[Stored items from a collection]
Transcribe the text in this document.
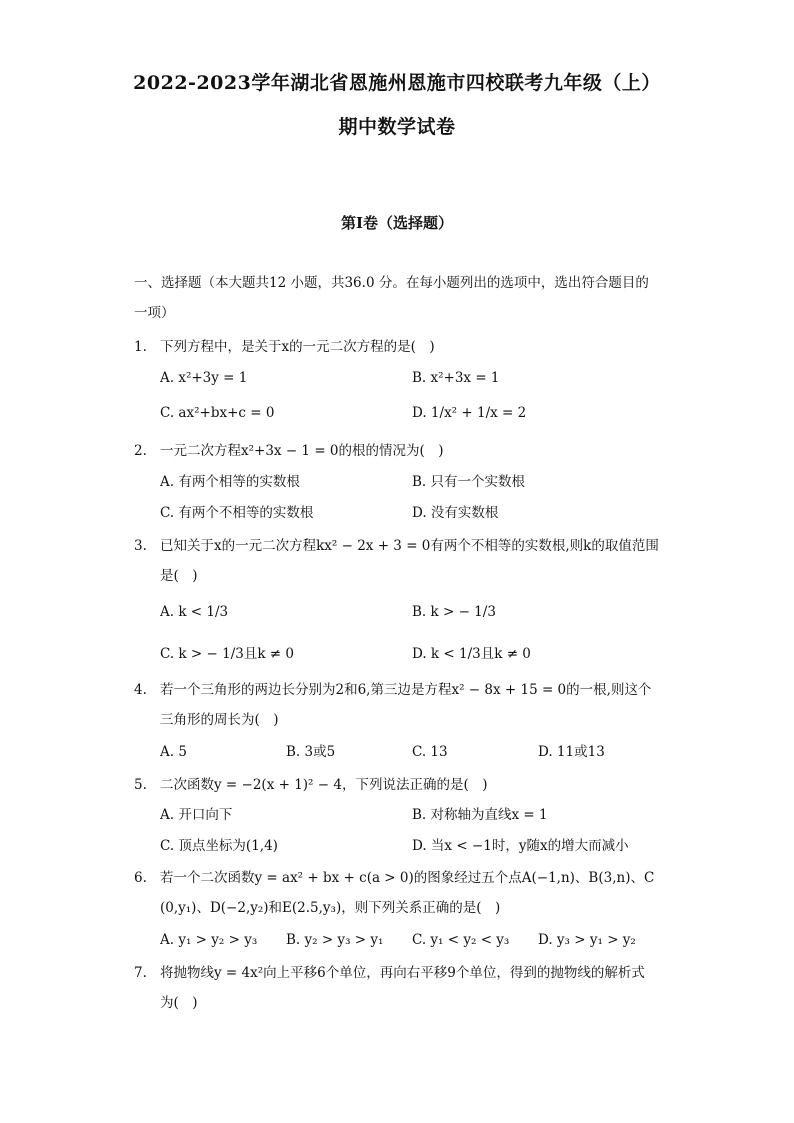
2022-2023学年湖北省恩施州恩施市四校联考九年级（上）
期中数学试卷
第I卷（选择题）
一、选择题（本大题共12 小题，共36.0 分。在每小题列出的选项中，选出符合题目的
一项）
1. 下列方程中，是关于x的一元二次方程的是(　)
A. x²+3y = 1	B. x²+3x = 1
C. ax²+bx+c = 0	D. 1/x² + 1/x = 2
2. 一元二次方程x²+3x − 1 = 0的根的情况为(　)
A. 有两个相等的实数根	B. 只有一个实数根
C. 有两个不相等的实数根	D. 没有实数根
3. 已知关于x的一元二次方程kx² − 2x + 3 = 0有两个不相等的实数根,则k的取值范围
是(　)
A. k < 1/3	B. k > − 1/3
C. k > − 1/3且k ≠ 0	D. k < 1/3且k ≠ 0
4. 若一个三角形的两边长分别为2和6,第三边是方程x² − 8x + 15 = 0的一根,则这个
三角形的周长为(　)
A. 5	B. 3或5	C. 13	D. 11或13
5. 二次函数y = −2(x + 1)² − 4，下列说法正确的是(　)
A. 开口向下	B. 对称轴为直线x = 1
C. 顶点坐标为(1,4)	D. 当x < −1时，y随x的增大而减小
6. 若一个二次函数y = ax² + bx + c(a > 0)的图象经过五个点A(−1,n)、B(3,n)、C
(0,y₁)、D(−2,y₂)和E(2.5,y₃)，则下列关系正确的是(　)
A. y₁ > y₂ > y₃ B. y₂ > y₃ > y₁ C. y₁ < y₂ < y₃ D. y₃ > y₁ > y₂
7. 将抛物线y = 4x²向上平移6个单位，再向右平移9个单位，得到的抛物线的解析式
为(　)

**Instructions for the task**
Quote every line word for word and keep the images out of the copy.

**Solution to this exercise**
Transcribe the text in this document.
2022-2023学年湖北省恩施州恩施市四校联考九年级（上）
期中数学试卷
第I卷（选择题）
一、选择题（本大题共12 小题，共36.0 分。在每小题列出的选项中，选出符合题目的
一项）
1. 下列方程中，是关于x的一元二次方程的是(　)
A. x²+3y = 1	B. x²+3x = 1
C. ax²+bx+c = 0	D. 1/x² + 1/x = 2
2. 一元二次方程x²+3x − 1 = 0的根的情况为(　)
A. 有两个相等的实数根	B. 只有一个实数根
C. 有两个不相等的实数根	D. 没有实数根
3. 已知关于x的一元二次方程kx² − 2x + 3 = 0有两个不相等的实数根,则k的取值范围
是(　)
A. k < 1/3	B. k > − 1/3
C. k > − 1/3且k ≠ 0	D. k < 1/3且k ≠ 0
4. 若一个三角形的两边长分别为2和6,第三边是方程x² − 8x + 15 = 0的一根,则这个
三角形的周长为(　)
A. 5	B. 3或5	C. 13	D. 11或13
5. 二次函数y = −2(x + 1)² − 4，下列说法正确的是(　)
A. 开口向下	B. 对称轴为直线x = 1
C. 顶点坐标为(1,4)	D. 当x < −1时，y随x的增大而减小
6. 若一个二次函数y = ax² + bx + c(a > 0)的图象经过五个点A(−1,n)、B(3,n)、C
(0,y₁)、D(−2,y₂)和E(2.5,y₃)，则下列关系正确的是(　)
A. y₁ > y₂ > y₃ B. y₂ > y₃ > y₁ C. y₁ < y₂ < y₃ D. y₃ > y₁ > y₂
7. 将抛物线y = 4x²向上平移6个单位，再向右平移9个单位，得到的抛物线的解析式
为(　)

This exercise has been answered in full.